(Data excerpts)
........

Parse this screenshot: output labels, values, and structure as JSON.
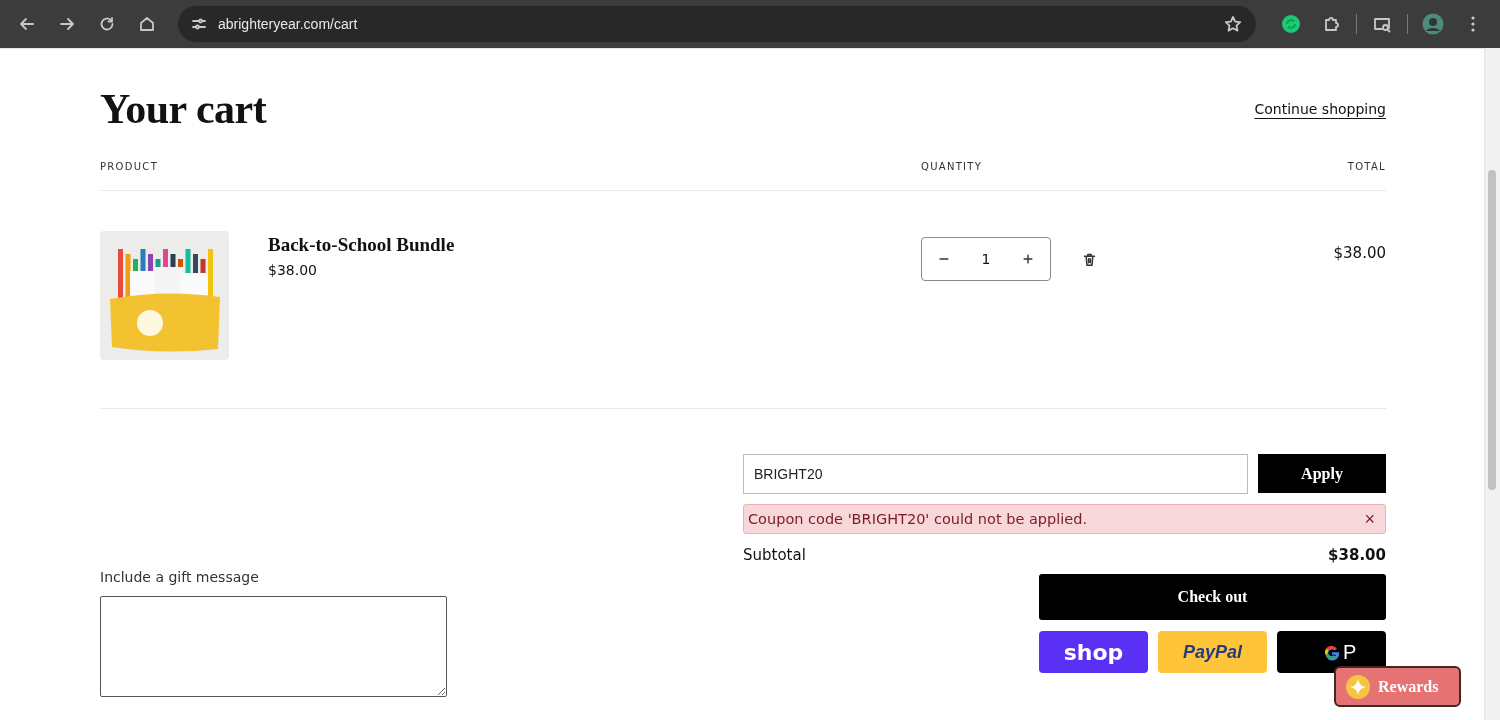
{
  "browser": {
    "url": "abrighteryear.com/cart"
  },
  "cart": {
    "title": "Your cart",
    "continue_link": "Continue shopping",
    "columns": [
      "PRODUCT",
      "QUANTITY",
      "TOTAL"
    ],
    "items": [
      {
        "kind": "picture",
        "name": "Back-to-School Bundle",
        "price": "$38.00",
        "quantity": "1",
        "total": "$38.00"
      }
    ]
  },
  "gift": {
    "label": "Include a gift message"
  },
  "coupon": {
    "value": "BRIGHT20",
    "button": "Apply",
    "error": "Coupon code 'BRIGHT20' could not be applied.",
    "dismiss": "×"
  },
  "subtotal": {
    "label": "Subtotal",
    "amount": "$38.00"
  },
  "checkout": {
    "button": "Check out"
  },
  "payments": [
    {
      "kind": "shop",
      "label": "shop"
    },
    {
      "kind": "paypal",
      "label": "PayPal"
    },
    {
      "kind": "gpay",
      "label": "P"
    }
  ],
  "rewards": {
    "label": "Rewards"
  }
}
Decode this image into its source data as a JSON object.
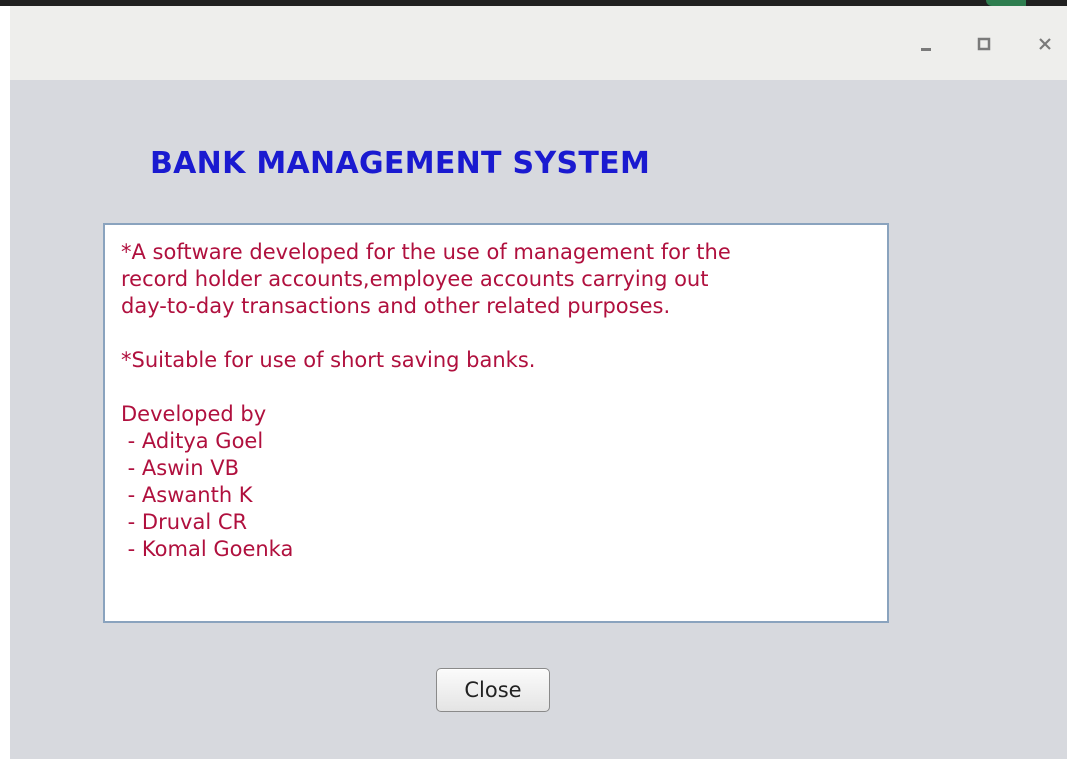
{
  "window": {
    "controls": {
      "minimize_icon": "minimize-icon",
      "maximize_icon": "maximize-icon",
      "close_icon": "close-icon"
    }
  },
  "header": {
    "title": "BANK MANAGEMENT SYSTEM"
  },
  "description": {
    "paragraph1_lines": [
      "*A software developed for the use of management for the",
      "record holder accounts,employee accounts carrying out",
      "day-to-day transactions and other related purposes."
    ],
    "paragraph2": "*Suitable for use of short saving banks.",
    "developed_by_label": "Developed by",
    "developers": [
      " - Aditya Goel",
      " - Aswin VB",
      " - Aswanth K",
      " - Druval CR",
      " - Komal Goenka"
    ]
  },
  "actions": {
    "close_label": "Close"
  },
  "colors": {
    "title": "#1a1ad0",
    "body_text": "#b0103e",
    "window_bg": "#d7d9de",
    "titlebar_bg": "#eeeeec"
  }
}
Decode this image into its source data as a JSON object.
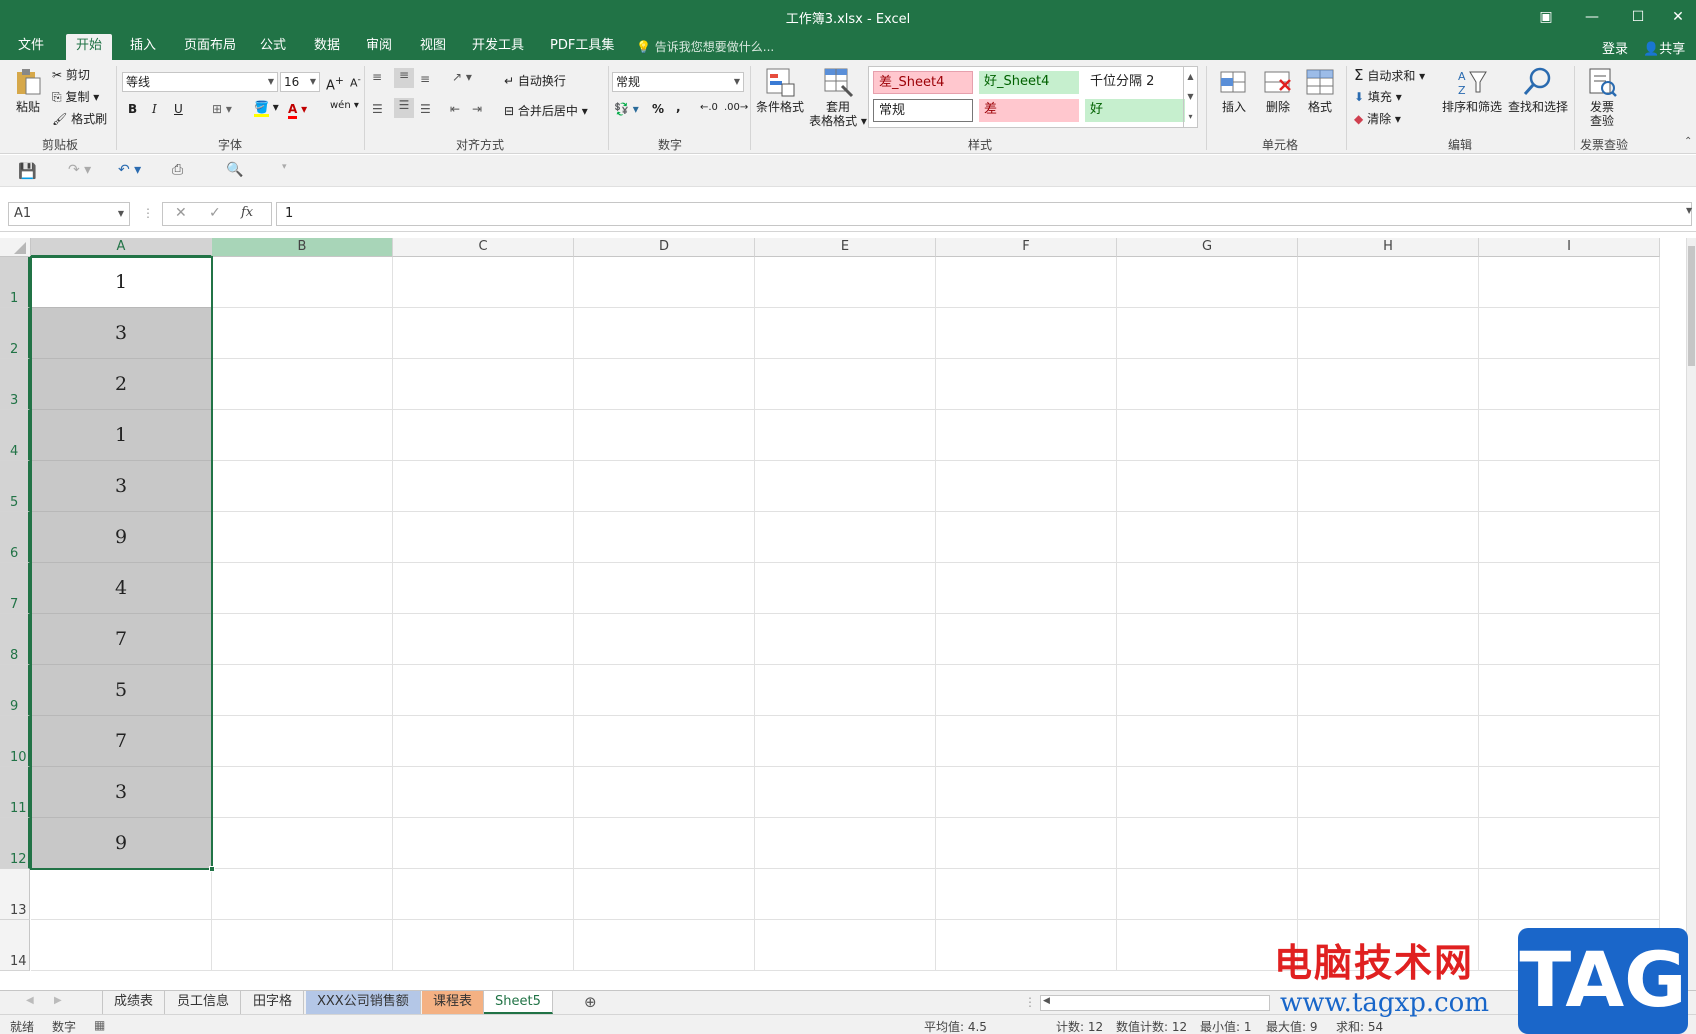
{
  "window": {
    "title": "工作簿3.xlsx - Excel"
  },
  "tabs": [
    "文件",
    "开始",
    "插入",
    "页面布局",
    "公式",
    "数据",
    "审阅",
    "视图",
    "开发工具",
    "PDF工具集"
  ],
  "tell_me": "告诉我您想要做什么...",
  "login": "登录",
  "share": "共享",
  "ribbon": {
    "clipboard": {
      "paste": "粘贴",
      "cut": "剪切",
      "copy": "复制",
      "format_painter": "格式刷",
      "label": "剪贴板"
    },
    "font": {
      "name": "等线",
      "size": "16",
      "bold": "B",
      "italic": "I",
      "underline": "U",
      "label": "字体"
    },
    "alignment": {
      "wrap": "自动换行",
      "merge": "合并后居中",
      "label": "对齐方式"
    },
    "number": {
      "format": "常规",
      "label": "数字"
    },
    "styles": {
      "conditional": "条件格式",
      "table_format_1": "套用",
      "table_format_2": "表格格式",
      "cells": [
        "差_Sheet4",
        "好_Sheet4",
        "千位分隔 2",
        "常规",
        "差",
        "好"
      ],
      "label": "样式"
    },
    "cells_group": {
      "insert": "插入",
      "delete": "删除",
      "format": "格式",
      "label": "单元格"
    },
    "editing": {
      "autosum": "自动求和",
      "fill": "填充",
      "clear": "清除",
      "sort": "排序和筛选",
      "find": "查找和选择",
      "label": "编辑"
    },
    "invoice": {
      "btn_1": "发票",
      "btn_2": "查验",
      "label": "发票查验"
    }
  },
  "formula_bar": {
    "name_box": "A1",
    "value": "1",
    "fx": "fx"
  },
  "columns": [
    "A",
    "B",
    "C",
    "D",
    "E",
    "F",
    "G",
    "H",
    "I"
  ],
  "rows": [
    "1",
    "2",
    "3",
    "4",
    "5",
    "6",
    "7",
    "8",
    "9",
    "10",
    "11",
    "12",
    "13",
    "14"
  ],
  "column_a_values": [
    "1",
    "3",
    "2",
    "1",
    "3",
    "9",
    "4",
    "7",
    "5",
    "7",
    "3",
    "9"
  ],
  "sheets": [
    "成绩表",
    "员工信息",
    "田字格",
    "XXX公司销售额",
    "课程表",
    "Sheet5"
  ],
  "status": {
    "ready": "就绪",
    "mode": "数字",
    "average": "平均值: 4.5",
    "count": "计数: 12",
    "numeric_count": "数值计数: 12",
    "min": "最小值: 1",
    "max": "最大值: 9",
    "sum": "求和: 54"
  },
  "watermark": {
    "text": "电脑技术网",
    "url": "www.tagxp.com",
    "logo": "TAG"
  },
  "colors": {
    "accent": "#217346",
    "selection_fill": "#c8c8c8",
    "bad_style": "#ffc7ce",
    "good_style": "#c6efce"
  }
}
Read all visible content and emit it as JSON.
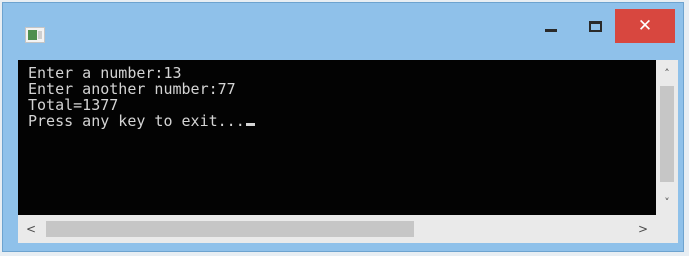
{
  "window": {
    "icon": "console-app-icon",
    "controls": {
      "minimize_icon": "minimize-icon",
      "maximize_icon": "maximize-icon",
      "close_glyph": "✕"
    },
    "colors": {
      "frame": "#8fc1ea",
      "close_button": "#d8473f",
      "console_background": "#030303",
      "console_text": "#d4d4d4"
    }
  },
  "console": {
    "lines": [
      "Enter a number:13",
      "Enter another number:77",
      "Total=1377",
      "Press any key to exit..."
    ]
  },
  "scrollbars": {
    "up_arrow": "˄",
    "down_arrow": "˅",
    "left_arrow": "<",
    "right_arrow": ">"
  }
}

........

> **TASK DETAILS**
Starting at the line that holds "Read all visible content and emit it as JSON.", copy each line exactly through the end of the listing, both ends included. Leave the pictures out.

> **PROBLEM SOLUTION**
Read all visible content and emit it as JSON.
{
  "window": {
    "icon": "console-app-icon",
    "controls": {
      "minimize_icon": "minimize-icon",
      "maximize_icon": "maximize-icon",
      "close_glyph": "✕"
    },
    "colors": {
      "frame": "#8fc1ea",
      "close_button": "#d8473f",
      "console_background": "#030303",
      "console_text": "#d4d4d4"
    }
  },
  "console": {
    "lines": [
      "Enter a number:13",
      "Enter another number:77",
      "Total=1377",
      "Press any key to exit..."
    ]
  },
  "scrollbars": {
    "up_arrow": "˄",
    "down_arrow": "˅",
    "left_arrow": "<",
    "right_arrow": ">"
  }
}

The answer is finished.